-- The exercise --
List each line in which the string "teachers" appears.
○ ○ ○ ○ ○
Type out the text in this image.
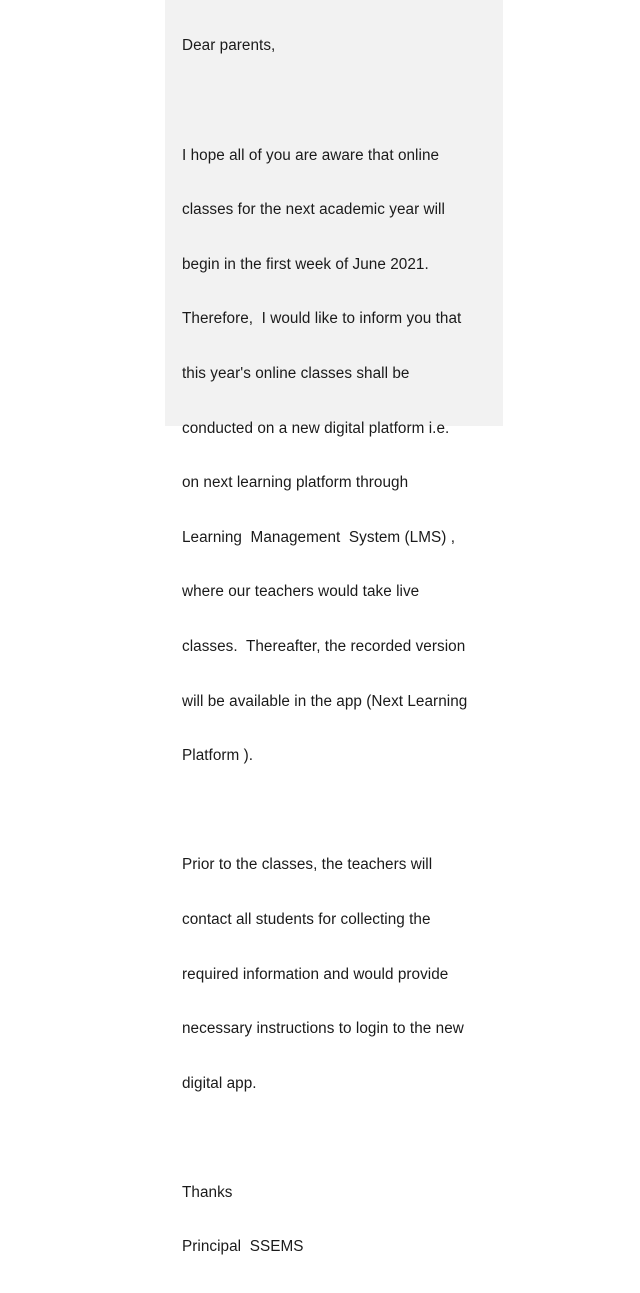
Dear parents,

I hope all of you are aware that online

classes for the next academic year will

begin in the first week of June 2021.

Therefore,  I would like to inform you that

this year's online classes shall be

conducted on a new digital platform i.e.

on next learning platform through

Learning  Management  System (LMS) ,

where our teachers would take live

classes.  Thereafter, the recorded version

will be available in the app (Next Learning

Platform ).

Prior to the classes, the teachers will

contact all students for collecting the

required information and would provide

necessary instructions to login to the new

digital app.

Thanks

Principal  SSEMS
○ ○ ○ ○ ○
-- Correct response --
where our teachers would take live
Prior to the classes, the teachers will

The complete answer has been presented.